- [AIM]:
Write out the records again, exactly, leaving none out.

Entries taken from a collection
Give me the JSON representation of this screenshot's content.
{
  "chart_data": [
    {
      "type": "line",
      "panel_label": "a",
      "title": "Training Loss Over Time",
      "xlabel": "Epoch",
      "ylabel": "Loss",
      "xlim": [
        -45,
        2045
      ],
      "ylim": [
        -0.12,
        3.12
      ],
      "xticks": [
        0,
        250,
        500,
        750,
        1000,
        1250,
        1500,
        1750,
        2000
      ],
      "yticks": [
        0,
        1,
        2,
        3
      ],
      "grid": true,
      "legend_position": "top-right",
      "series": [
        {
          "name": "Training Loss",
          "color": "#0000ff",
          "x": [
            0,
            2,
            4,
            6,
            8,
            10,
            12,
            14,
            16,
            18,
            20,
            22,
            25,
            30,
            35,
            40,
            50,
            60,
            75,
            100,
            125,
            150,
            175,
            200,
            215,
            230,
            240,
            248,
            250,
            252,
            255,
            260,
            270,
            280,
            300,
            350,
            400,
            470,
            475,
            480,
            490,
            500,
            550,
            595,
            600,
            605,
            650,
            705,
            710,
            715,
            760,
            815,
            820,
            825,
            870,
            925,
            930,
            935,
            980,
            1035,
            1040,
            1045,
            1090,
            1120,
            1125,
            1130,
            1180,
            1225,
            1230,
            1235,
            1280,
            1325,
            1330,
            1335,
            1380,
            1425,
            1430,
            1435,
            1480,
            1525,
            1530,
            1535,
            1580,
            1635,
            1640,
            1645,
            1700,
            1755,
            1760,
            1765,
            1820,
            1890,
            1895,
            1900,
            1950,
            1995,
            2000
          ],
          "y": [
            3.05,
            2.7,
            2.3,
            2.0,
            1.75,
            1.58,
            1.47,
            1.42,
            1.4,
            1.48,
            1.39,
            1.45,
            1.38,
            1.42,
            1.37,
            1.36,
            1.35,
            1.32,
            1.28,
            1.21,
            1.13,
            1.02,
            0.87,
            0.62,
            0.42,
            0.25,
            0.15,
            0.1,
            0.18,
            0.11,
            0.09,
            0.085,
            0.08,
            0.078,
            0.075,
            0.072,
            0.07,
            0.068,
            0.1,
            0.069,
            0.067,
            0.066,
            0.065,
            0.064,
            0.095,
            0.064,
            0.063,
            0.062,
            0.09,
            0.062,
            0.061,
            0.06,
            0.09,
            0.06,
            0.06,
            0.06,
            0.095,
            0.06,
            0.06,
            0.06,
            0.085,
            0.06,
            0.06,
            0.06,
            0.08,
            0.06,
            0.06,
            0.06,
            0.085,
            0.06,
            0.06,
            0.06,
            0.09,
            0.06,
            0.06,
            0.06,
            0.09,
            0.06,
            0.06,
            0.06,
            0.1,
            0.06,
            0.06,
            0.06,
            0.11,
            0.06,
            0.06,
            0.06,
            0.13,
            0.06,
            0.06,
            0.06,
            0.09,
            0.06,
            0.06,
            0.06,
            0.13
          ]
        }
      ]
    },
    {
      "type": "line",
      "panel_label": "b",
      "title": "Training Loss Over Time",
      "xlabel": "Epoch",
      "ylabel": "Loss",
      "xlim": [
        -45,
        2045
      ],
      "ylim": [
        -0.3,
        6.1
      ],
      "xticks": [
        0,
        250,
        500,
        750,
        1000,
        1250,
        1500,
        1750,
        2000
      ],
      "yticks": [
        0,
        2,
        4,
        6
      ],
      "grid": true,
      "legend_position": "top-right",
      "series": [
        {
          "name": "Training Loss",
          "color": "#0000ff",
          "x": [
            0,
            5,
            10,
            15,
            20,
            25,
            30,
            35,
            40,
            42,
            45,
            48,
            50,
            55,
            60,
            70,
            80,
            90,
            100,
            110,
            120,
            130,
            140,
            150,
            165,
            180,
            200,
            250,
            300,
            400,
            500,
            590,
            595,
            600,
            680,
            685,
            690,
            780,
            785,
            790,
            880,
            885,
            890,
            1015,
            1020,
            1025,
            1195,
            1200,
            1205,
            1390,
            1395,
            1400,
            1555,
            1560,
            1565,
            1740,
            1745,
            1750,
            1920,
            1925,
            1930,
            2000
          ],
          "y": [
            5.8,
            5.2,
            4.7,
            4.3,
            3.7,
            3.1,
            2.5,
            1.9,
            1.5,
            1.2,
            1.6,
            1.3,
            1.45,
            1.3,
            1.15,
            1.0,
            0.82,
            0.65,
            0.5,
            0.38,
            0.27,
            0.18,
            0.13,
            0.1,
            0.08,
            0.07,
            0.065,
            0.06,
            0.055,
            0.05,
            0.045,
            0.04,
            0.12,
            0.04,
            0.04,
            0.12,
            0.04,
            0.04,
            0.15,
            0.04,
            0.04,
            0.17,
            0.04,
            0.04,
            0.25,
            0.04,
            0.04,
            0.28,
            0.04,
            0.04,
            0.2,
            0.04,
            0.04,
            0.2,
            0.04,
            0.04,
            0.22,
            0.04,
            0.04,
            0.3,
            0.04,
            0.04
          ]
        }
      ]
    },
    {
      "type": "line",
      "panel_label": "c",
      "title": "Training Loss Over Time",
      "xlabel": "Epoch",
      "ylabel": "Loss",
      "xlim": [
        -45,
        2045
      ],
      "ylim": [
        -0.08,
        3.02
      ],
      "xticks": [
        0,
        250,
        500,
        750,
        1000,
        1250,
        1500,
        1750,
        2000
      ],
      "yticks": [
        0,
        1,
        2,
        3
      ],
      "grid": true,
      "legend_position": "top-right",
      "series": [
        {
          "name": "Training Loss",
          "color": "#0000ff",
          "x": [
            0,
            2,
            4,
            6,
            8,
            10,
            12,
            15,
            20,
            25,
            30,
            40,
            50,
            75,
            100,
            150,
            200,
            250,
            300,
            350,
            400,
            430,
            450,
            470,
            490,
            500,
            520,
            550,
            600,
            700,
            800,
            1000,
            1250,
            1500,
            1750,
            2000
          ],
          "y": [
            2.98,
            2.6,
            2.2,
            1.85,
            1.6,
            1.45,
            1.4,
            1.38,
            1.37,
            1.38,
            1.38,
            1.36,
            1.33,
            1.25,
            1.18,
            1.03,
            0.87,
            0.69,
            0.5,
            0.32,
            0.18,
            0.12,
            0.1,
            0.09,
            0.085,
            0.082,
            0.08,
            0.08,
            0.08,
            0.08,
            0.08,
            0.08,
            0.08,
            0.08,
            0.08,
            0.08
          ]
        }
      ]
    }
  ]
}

- [TASK ANSWER]:
Give me the JSON representation of this screenshot's content.
{
  "chart_data": [
    {
      "type": "line",
      "panel_label": "a",
      "title": "Training Loss Over Time",
      "xlabel": "Epoch",
      "ylabel": "Loss",
      "xlim": [
        -45,
        2045
      ],
      "ylim": [
        -0.12,
        3.12
      ],
      "xticks": [
        0,
        250,
        500,
        750,
        1000,
        1250,
        1500,
        1750,
        2000
      ],
      "yticks": [
        0,
        1,
        2,
        3
      ],
      "grid": true,
      "legend_position": "top-right",
      "series": [
        {
          "name": "Training Loss",
          "color": "#0000ff",
          "x": [
            0,
            2,
            4,
            6,
            8,
            10,
            12,
            14,
            16,
            18,
            20,
            22,
            25,
            30,
            35,
            40,
            50,
            60,
            75,
            100,
            125,
            150,
            175,
            200,
            215,
            230,
            240,
            248,
            250,
            252,
            255,
            260,
            270,
            280,
            300,
            350,
            400,
            470,
            475,
            480,
            490,
            500,
            550,
            595,
            600,
            605,
            650,
            705,
            710,
            715,
            760,
            815,
            820,
            825,
            870,
            925,
            930,
            935,
            980,
            1035,
            1040,
            1045,
            1090,
            1120,
            1125,
            1130,
            1180,
            1225,
            1230,
            1235,
            1280,
            1325,
            1330,
            1335,
            1380,
            1425,
            1430,
            1435,
            1480,
            1525,
            1530,
            1535,
            1580,
            1635,
            1640,
            1645,
            1700,
            1755,
            1760,
            1765,
            1820,
            1890,
            1895,
            1900,
            1950,
            1995,
            2000
          ],
          "y": [
            3.05,
            2.7,
            2.3,
            2.0,
            1.75,
            1.58,
            1.47,
            1.42,
            1.4,
            1.48,
            1.39,
            1.45,
            1.38,
            1.42,
            1.37,
            1.36,
            1.35,
            1.32,
            1.28,
            1.21,
            1.13,
            1.02,
            0.87,
            0.62,
            0.42,
            0.25,
            0.15,
            0.1,
            0.18,
            0.11,
            0.09,
            0.085,
            0.08,
            0.078,
            0.075,
            0.072,
            0.07,
            0.068,
            0.1,
            0.069,
            0.067,
            0.066,
            0.065,
            0.064,
            0.095,
            0.064,
            0.063,
            0.062,
            0.09,
            0.062,
            0.061,
            0.06,
            0.09,
            0.06,
            0.06,
            0.06,
            0.095,
            0.06,
            0.06,
            0.06,
            0.085,
            0.06,
            0.06,
            0.06,
            0.08,
            0.06,
            0.06,
            0.06,
            0.085,
            0.06,
            0.06,
            0.06,
            0.09,
            0.06,
            0.06,
            0.06,
            0.09,
            0.06,
            0.06,
            0.06,
            0.1,
            0.06,
            0.06,
            0.06,
            0.11,
            0.06,
            0.06,
            0.06,
            0.13,
            0.06,
            0.06,
            0.06,
            0.09,
            0.06,
            0.06,
            0.06,
            0.13
          ]
        }
      ]
    },
    {
      "type": "line",
      "panel_label": "b",
      "title": "Training Loss Over Time",
      "xlabel": "Epoch",
      "ylabel": "Loss",
      "xlim": [
        -45,
        2045
      ],
      "ylim": [
        -0.3,
        6.1
      ],
      "xticks": [
        0,
        250,
        500,
        750,
        1000,
        1250,
        1500,
        1750,
        2000
      ],
      "yticks": [
        0,
        2,
        4,
        6
      ],
      "grid": true,
      "legend_position": "top-right",
      "series": [
        {
          "name": "Training Loss",
          "color": "#0000ff",
          "x": [
            0,
            5,
            10,
            15,
            20,
            25,
            30,
            35,
            40,
            42,
            45,
            48,
            50,
            55,
            60,
            70,
            80,
            90,
            100,
            110,
            120,
            130,
            140,
            150,
            165,
            180,
            200,
            250,
            300,
            400,
            500,
            590,
            595,
            600,
            680,
            685,
            690,
            780,
            785,
            790,
            880,
            885,
            890,
            1015,
            1020,
            1025,
            1195,
            1200,
            1205,
            1390,
            1395,
            1400,
            1555,
            1560,
            1565,
            1740,
            1745,
            1750,
            1920,
            1925,
            1930,
            2000
          ],
          "y": [
            5.8,
            5.2,
            4.7,
            4.3,
            3.7,
            3.1,
            2.5,
            1.9,
            1.5,
            1.2,
            1.6,
            1.3,
            1.45,
            1.3,
            1.15,
            1.0,
            0.82,
            0.65,
            0.5,
            0.38,
            0.27,
            0.18,
            0.13,
            0.1,
            0.08,
            0.07,
            0.065,
            0.06,
            0.055,
            0.05,
            0.045,
            0.04,
            0.12,
            0.04,
            0.04,
            0.12,
            0.04,
            0.04,
            0.15,
            0.04,
            0.04,
            0.17,
            0.04,
            0.04,
            0.25,
            0.04,
            0.04,
            0.28,
            0.04,
            0.04,
            0.2,
            0.04,
            0.04,
            0.2,
            0.04,
            0.04,
            0.22,
            0.04,
            0.04,
            0.3,
            0.04,
            0.04
          ]
        }
      ]
    },
    {
      "type": "line",
      "panel_label": "c",
      "title": "Training Loss Over Time",
      "xlabel": "Epoch",
      "ylabel": "Loss",
      "xlim": [
        -45,
        2045
      ],
      "ylim": [
        -0.08,
        3.02
      ],
      "xticks": [
        0,
        250,
        500,
        750,
        1000,
        1250,
        1500,
        1750,
        2000
      ],
      "yticks": [
        0,
        1,
        2,
        3
      ],
      "grid": true,
      "legend_position": "top-right",
      "series": [
        {
          "name": "Training Loss",
          "color": "#0000ff",
          "x": [
            0,
            2,
            4,
            6,
            8,
            10,
            12,
            15,
            20,
            25,
            30,
            40,
            50,
            75,
            100,
            150,
            200,
            250,
            300,
            350,
            400,
            430,
            450,
            470,
            490,
            500,
            520,
            550,
            600,
            700,
            800,
            1000,
            1250,
            1500,
            1750,
            2000
          ],
          "y": [
            2.98,
            2.6,
            2.2,
            1.85,
            1.6,
            1.45,
            1.4,
            1.38,
            1.37,
            1.38,
            1.38,
            1.36,
            1.33,
            1.25,
            1.18,
            1.03,
            0.87,
            0.69,
            0.5,
            0.32,
            0.18,
            0.12,
            0.1,
            0.09,
            0.085,
            0.082,
            0.08,
            0.08,
            0.08,
            0.08,
            0.08,
            0.08,
            0.08,
            0.08,
            0.08,
            0.08
          ]
        }
      ]
    }
  ]
}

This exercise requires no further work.